[What is asked]
Filter these entries, keeping only lines that hold the word "modifica".

Records about charts and figures:
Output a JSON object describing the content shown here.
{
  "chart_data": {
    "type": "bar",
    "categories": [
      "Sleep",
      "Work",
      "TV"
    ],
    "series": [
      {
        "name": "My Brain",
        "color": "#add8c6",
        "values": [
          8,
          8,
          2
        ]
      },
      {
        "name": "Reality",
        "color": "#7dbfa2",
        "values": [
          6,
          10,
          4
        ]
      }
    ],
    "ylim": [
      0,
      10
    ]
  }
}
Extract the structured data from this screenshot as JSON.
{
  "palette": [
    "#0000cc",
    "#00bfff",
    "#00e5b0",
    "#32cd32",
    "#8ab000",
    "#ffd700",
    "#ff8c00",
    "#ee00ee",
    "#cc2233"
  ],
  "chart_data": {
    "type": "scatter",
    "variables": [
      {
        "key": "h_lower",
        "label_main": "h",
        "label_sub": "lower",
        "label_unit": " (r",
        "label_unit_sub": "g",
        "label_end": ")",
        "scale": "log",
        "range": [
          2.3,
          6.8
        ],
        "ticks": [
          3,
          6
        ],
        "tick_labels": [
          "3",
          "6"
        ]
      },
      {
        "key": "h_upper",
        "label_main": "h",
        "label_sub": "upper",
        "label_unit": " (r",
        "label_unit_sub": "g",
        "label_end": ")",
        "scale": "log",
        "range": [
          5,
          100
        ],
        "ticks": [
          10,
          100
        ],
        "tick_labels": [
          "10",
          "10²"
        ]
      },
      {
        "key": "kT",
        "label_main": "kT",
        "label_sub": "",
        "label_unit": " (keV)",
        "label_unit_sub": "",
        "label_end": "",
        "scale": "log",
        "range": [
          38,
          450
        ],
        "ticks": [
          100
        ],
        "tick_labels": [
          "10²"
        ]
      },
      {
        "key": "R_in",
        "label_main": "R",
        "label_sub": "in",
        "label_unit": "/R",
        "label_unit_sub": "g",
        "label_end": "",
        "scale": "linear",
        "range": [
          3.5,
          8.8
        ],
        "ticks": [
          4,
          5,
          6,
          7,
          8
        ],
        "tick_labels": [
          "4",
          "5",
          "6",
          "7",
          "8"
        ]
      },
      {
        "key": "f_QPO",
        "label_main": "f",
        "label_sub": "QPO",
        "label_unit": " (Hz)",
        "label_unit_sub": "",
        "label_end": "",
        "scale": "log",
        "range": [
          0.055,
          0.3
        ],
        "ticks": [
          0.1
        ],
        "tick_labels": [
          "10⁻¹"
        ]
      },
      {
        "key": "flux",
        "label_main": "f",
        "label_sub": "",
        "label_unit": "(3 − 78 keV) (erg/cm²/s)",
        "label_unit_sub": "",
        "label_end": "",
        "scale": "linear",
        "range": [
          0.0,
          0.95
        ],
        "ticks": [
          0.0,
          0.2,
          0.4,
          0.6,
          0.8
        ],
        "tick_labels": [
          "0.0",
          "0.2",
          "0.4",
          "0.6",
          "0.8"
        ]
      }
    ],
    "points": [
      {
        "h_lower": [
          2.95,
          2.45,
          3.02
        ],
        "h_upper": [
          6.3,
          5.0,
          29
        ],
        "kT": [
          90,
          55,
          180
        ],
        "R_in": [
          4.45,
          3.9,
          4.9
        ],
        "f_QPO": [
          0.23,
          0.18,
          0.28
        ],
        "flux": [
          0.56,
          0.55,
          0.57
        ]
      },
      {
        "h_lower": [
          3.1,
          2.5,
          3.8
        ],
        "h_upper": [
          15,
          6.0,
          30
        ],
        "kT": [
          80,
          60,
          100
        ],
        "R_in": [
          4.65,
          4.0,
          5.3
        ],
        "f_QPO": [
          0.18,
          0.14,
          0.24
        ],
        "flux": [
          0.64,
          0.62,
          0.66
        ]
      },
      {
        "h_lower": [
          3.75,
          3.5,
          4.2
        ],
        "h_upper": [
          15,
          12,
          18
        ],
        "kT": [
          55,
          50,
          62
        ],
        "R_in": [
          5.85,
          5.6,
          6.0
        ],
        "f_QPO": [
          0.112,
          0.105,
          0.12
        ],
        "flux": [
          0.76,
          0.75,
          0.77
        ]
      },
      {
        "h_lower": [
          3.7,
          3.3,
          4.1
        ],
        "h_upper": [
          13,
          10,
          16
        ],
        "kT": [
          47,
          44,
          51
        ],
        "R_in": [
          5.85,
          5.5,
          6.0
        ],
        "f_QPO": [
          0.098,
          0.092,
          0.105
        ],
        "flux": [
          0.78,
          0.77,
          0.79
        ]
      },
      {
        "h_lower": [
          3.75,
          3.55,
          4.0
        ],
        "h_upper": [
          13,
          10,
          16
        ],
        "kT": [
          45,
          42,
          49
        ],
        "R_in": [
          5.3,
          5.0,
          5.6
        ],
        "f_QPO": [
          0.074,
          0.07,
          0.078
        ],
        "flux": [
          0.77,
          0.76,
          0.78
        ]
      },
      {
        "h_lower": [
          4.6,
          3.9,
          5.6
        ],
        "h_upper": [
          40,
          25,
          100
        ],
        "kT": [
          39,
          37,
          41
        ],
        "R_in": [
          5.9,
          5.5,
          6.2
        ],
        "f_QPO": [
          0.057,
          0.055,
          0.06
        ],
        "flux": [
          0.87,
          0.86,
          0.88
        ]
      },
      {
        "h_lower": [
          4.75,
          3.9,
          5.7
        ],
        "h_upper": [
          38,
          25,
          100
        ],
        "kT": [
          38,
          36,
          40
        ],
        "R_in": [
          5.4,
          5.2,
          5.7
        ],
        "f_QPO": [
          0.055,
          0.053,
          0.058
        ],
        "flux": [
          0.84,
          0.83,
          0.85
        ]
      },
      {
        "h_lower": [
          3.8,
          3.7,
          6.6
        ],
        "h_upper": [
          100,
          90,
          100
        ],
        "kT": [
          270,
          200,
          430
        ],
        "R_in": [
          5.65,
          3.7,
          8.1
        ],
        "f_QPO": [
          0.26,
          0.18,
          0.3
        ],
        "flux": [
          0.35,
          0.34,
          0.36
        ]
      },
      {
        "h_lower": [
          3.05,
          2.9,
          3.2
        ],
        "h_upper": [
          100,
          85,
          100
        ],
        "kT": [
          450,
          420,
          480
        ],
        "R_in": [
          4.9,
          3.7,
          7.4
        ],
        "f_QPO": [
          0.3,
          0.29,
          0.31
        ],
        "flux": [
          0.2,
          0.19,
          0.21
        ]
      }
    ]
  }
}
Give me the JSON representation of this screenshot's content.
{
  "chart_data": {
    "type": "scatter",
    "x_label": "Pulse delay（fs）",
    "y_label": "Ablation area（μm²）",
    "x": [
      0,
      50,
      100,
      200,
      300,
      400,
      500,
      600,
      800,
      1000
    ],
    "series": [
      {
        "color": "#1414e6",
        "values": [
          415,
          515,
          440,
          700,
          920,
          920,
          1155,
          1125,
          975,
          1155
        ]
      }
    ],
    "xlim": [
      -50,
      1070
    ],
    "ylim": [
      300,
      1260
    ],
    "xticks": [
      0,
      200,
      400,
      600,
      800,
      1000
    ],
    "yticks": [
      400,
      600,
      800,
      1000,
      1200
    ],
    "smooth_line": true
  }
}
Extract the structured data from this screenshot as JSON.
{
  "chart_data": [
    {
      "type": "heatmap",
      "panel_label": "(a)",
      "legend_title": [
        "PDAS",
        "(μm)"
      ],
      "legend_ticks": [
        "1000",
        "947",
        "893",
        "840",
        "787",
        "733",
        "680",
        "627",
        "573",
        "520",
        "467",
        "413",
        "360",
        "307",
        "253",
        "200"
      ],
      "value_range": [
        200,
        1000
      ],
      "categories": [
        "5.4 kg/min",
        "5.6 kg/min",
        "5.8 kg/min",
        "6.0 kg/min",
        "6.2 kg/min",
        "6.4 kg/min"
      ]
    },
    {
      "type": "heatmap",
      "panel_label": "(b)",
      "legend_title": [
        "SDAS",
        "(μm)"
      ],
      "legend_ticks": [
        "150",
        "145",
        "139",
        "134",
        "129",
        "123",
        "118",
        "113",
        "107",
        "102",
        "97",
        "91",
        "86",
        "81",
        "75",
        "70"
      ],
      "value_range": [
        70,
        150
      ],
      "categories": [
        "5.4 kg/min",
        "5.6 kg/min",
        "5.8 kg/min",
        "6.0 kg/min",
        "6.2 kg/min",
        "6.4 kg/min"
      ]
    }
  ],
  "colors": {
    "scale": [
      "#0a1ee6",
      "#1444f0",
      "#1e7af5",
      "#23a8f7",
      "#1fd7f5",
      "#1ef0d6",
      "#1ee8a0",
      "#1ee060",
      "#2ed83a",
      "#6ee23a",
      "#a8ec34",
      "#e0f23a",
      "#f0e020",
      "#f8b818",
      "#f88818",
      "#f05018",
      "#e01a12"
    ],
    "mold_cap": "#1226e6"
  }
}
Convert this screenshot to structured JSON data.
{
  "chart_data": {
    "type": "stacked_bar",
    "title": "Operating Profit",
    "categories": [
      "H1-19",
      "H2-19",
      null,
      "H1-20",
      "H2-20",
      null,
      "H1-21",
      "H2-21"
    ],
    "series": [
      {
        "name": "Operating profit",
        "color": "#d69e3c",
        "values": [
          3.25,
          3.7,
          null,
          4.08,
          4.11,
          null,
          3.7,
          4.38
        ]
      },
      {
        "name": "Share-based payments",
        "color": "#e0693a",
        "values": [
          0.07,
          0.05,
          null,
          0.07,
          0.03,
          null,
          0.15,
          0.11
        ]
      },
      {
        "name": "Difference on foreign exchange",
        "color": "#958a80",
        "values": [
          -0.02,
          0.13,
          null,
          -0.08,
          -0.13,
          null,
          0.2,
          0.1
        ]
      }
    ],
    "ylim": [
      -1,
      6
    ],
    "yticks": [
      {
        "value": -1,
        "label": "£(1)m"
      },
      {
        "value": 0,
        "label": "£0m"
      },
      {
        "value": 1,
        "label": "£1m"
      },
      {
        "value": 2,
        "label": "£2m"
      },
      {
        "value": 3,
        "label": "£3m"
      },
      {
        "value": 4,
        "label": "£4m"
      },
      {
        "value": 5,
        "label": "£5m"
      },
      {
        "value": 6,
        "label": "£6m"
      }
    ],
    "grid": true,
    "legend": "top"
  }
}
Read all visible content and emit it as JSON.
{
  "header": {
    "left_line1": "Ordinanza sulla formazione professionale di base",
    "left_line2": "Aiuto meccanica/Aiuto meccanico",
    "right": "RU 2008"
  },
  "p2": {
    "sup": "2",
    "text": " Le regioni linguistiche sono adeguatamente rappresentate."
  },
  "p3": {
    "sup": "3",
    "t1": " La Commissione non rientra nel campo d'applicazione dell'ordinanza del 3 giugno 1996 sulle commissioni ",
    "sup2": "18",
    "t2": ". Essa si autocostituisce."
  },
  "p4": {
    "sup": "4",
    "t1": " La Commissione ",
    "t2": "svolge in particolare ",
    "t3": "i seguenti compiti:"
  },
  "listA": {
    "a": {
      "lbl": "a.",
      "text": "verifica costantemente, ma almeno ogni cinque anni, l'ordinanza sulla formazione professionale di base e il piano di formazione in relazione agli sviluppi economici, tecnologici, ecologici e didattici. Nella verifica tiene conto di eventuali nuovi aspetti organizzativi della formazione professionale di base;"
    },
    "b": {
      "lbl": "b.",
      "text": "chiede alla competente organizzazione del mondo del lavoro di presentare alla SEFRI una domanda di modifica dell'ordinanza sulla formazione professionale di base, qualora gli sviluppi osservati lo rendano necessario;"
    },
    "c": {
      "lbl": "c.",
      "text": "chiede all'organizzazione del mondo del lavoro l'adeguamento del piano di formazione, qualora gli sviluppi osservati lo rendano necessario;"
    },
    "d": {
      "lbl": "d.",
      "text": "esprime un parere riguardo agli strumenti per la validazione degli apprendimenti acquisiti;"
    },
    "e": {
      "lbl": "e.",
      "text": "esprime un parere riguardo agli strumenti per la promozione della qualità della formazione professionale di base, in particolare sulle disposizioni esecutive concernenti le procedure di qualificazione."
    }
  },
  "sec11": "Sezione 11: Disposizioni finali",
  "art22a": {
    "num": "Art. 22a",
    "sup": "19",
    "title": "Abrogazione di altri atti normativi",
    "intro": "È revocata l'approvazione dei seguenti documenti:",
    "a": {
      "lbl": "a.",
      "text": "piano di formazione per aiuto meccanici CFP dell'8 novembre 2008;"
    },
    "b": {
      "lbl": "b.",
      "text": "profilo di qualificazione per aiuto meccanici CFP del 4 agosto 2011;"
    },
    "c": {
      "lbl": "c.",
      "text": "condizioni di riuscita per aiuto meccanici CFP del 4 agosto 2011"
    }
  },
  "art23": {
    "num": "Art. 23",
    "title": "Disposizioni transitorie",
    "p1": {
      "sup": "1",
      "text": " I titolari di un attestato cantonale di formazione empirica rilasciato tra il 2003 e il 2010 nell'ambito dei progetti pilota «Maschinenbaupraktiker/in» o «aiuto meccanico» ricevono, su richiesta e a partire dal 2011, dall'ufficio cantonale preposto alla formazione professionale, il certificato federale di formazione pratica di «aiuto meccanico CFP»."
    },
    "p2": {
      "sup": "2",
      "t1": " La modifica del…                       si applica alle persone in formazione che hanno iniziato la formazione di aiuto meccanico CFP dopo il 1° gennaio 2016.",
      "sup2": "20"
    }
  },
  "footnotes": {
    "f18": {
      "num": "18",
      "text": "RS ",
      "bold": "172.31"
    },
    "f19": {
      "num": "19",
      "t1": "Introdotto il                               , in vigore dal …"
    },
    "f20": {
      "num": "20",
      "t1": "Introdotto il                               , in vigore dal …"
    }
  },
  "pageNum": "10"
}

[Task answer]
      "text": "chiede alla competente organizzazione del mondo del lavoro di presentare alla SEFRI una domanda di modifica dell'ordinanza sulla formazione professionale di base, qualora gli sviluppi osservati lo rendano necessario;"
      "t1": " La modifica del…                       si applica alle persone in formazione che hanno iniziato la formazione di aiuto meccanico CFP dopo il 1° gennaio 2016.",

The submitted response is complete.